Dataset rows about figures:
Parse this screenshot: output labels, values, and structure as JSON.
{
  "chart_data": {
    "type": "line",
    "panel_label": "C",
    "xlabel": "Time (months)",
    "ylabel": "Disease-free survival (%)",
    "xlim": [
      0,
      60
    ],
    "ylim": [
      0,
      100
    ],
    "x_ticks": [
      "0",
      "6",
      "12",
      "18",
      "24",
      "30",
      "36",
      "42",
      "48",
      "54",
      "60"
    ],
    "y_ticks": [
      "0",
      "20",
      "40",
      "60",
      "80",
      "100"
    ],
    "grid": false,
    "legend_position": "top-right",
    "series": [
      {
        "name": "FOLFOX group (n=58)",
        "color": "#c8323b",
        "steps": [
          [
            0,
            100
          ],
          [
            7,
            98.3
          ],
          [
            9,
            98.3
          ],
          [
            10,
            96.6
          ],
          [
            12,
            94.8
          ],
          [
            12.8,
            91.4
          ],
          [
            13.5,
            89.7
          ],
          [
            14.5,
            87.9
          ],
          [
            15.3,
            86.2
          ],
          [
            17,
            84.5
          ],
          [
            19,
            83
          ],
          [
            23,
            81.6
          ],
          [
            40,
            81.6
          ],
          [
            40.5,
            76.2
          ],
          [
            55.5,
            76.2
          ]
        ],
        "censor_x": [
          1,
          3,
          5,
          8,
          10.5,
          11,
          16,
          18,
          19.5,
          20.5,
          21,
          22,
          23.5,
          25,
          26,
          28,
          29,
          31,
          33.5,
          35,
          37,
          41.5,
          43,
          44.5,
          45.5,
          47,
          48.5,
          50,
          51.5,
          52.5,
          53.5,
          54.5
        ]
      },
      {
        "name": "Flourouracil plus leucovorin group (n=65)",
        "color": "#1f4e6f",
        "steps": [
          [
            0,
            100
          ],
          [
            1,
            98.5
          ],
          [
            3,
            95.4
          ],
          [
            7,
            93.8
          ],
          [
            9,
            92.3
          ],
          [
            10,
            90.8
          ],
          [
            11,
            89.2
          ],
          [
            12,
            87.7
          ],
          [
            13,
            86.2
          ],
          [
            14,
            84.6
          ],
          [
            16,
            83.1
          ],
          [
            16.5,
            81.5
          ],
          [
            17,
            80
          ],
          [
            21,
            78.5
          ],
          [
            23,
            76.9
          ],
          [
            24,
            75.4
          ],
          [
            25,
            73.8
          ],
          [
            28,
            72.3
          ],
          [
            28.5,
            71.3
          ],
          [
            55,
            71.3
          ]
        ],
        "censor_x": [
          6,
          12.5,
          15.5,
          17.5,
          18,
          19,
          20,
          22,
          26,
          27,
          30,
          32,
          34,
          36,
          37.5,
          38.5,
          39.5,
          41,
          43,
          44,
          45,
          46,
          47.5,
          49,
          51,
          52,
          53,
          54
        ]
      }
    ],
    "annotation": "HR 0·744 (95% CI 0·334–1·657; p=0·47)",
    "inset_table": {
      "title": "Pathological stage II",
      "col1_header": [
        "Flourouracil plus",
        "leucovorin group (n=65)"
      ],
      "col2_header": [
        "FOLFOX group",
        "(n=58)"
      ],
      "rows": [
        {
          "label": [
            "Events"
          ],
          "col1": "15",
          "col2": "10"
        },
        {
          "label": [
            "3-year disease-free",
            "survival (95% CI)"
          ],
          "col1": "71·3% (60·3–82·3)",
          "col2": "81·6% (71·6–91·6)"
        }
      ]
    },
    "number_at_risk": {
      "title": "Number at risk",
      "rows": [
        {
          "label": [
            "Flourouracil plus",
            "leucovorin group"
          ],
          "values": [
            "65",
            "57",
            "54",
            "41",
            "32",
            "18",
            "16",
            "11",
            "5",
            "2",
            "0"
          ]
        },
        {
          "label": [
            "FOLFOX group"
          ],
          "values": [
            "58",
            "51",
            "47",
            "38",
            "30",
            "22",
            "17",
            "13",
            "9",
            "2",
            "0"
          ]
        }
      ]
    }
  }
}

Task instructions
Find the word "title" in the material, then list each line that holds it.

Task result
      "title": "Pathological stage II",
      "title": "Number at risk",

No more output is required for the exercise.